Copy every line from the records below that holds the word "最小弯曲半径".

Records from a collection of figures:

* * * * * * *

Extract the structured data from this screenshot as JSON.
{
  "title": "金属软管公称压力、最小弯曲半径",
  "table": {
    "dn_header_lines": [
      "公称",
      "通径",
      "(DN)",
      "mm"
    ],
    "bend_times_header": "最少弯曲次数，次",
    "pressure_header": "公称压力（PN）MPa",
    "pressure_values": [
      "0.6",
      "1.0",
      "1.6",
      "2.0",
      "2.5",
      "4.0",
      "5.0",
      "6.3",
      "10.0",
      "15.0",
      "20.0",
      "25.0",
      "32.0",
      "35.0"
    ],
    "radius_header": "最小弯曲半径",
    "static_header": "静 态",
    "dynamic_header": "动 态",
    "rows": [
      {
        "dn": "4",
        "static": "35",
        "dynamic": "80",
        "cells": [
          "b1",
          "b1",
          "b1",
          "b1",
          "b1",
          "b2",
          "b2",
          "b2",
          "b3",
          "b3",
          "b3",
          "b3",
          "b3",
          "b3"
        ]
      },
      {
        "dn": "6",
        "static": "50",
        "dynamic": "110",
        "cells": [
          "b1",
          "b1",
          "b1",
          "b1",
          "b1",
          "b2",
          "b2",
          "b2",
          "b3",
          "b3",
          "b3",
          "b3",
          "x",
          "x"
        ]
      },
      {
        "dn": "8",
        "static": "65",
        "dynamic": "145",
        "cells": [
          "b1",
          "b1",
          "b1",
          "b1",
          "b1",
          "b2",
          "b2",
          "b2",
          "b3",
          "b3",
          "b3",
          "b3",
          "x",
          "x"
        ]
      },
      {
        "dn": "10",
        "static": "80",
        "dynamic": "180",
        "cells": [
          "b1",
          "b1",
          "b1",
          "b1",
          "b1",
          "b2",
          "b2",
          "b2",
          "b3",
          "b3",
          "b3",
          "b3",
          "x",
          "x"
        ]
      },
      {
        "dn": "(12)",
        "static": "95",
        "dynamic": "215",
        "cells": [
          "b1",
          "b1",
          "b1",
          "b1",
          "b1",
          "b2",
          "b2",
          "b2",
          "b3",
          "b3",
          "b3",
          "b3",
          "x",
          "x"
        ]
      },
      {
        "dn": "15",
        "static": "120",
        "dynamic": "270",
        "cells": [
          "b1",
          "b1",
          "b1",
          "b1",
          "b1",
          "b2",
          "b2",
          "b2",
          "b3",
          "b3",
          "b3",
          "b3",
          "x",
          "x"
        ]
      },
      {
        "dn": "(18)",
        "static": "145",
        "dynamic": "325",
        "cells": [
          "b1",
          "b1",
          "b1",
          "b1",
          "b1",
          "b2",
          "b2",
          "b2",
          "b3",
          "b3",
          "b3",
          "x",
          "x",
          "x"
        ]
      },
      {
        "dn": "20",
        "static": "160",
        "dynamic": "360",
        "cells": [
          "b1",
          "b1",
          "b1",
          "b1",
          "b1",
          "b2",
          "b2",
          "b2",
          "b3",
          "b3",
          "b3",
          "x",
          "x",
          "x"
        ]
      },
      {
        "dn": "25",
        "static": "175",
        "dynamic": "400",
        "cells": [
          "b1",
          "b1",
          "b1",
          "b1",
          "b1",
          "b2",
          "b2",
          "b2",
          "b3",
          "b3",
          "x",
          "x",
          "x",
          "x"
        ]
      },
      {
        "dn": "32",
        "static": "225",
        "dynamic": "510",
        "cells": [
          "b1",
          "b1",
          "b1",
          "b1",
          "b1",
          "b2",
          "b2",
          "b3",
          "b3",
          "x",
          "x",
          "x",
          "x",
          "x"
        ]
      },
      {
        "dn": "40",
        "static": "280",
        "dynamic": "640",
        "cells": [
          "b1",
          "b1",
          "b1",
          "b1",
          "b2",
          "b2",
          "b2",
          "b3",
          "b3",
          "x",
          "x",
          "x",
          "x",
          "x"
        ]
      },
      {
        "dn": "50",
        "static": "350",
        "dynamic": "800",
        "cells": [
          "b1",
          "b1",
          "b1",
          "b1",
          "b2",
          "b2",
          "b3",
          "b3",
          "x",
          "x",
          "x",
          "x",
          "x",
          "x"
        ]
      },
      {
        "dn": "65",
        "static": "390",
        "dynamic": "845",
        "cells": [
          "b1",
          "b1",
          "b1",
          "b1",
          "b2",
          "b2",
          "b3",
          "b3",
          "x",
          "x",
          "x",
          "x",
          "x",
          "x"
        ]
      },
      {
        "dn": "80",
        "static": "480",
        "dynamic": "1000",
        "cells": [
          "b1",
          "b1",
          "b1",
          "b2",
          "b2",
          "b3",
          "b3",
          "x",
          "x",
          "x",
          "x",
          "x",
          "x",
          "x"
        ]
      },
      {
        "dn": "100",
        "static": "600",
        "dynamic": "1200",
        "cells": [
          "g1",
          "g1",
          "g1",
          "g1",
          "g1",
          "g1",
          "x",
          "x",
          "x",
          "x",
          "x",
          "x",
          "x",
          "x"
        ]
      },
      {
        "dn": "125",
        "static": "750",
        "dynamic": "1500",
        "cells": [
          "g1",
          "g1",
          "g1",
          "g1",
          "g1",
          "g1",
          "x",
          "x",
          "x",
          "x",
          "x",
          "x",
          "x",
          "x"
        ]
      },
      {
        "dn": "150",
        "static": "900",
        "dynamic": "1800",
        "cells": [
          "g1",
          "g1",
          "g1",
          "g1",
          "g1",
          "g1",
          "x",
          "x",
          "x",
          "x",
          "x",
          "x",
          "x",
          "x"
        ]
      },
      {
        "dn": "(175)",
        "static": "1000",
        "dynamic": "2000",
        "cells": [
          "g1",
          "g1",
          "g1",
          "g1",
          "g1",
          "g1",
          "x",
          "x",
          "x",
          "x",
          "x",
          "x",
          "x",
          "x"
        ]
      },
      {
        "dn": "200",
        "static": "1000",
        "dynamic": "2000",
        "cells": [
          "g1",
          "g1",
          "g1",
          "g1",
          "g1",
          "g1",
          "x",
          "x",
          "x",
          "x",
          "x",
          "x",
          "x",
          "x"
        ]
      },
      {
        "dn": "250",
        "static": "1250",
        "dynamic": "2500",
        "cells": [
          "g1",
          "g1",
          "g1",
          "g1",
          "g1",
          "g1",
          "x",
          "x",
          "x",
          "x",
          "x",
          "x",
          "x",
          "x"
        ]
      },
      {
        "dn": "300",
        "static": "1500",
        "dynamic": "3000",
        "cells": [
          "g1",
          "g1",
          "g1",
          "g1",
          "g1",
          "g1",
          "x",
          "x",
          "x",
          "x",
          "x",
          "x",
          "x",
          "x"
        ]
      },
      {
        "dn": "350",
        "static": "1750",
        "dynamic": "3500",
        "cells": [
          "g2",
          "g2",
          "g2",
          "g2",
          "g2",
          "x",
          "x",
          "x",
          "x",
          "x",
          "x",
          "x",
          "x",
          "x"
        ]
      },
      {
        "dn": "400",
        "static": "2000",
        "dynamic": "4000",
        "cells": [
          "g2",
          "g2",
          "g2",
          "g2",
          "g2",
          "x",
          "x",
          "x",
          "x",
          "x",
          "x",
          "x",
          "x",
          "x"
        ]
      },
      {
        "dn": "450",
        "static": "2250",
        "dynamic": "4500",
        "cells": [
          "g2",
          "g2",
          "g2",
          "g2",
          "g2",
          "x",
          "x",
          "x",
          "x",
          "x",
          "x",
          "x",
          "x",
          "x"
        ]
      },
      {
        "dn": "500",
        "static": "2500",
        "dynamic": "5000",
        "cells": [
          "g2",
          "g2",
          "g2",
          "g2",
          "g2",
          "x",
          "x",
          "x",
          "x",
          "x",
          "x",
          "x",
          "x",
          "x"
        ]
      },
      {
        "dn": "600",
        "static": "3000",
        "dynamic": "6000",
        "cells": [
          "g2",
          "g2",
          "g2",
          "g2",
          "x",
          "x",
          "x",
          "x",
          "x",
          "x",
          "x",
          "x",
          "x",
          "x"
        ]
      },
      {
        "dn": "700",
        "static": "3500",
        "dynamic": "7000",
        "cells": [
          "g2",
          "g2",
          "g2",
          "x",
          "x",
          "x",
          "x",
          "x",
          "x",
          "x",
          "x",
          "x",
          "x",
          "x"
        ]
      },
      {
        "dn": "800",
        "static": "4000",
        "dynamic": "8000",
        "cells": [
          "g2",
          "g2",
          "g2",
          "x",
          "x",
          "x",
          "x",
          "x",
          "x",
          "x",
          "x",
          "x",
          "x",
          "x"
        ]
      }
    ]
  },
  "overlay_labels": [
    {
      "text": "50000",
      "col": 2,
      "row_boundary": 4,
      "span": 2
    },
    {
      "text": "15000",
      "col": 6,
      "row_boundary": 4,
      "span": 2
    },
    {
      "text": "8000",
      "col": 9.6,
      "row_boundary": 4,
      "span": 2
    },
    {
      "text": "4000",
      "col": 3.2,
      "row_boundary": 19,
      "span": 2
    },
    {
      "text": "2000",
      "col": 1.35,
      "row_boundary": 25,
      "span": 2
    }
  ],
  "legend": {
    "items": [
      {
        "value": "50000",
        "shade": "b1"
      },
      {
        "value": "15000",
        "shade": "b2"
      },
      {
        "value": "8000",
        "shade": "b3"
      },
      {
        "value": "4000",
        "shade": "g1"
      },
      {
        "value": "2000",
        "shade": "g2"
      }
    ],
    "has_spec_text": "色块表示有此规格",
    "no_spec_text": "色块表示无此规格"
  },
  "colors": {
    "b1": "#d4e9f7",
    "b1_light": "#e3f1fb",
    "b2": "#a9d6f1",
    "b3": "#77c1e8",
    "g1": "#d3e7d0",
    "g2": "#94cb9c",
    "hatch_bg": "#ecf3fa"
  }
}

* * * * * * *

_Output of the exercise_
  "title": "金属软管公称压力、最小弯曲半径",
    "radius_header": "最小弯曲半径",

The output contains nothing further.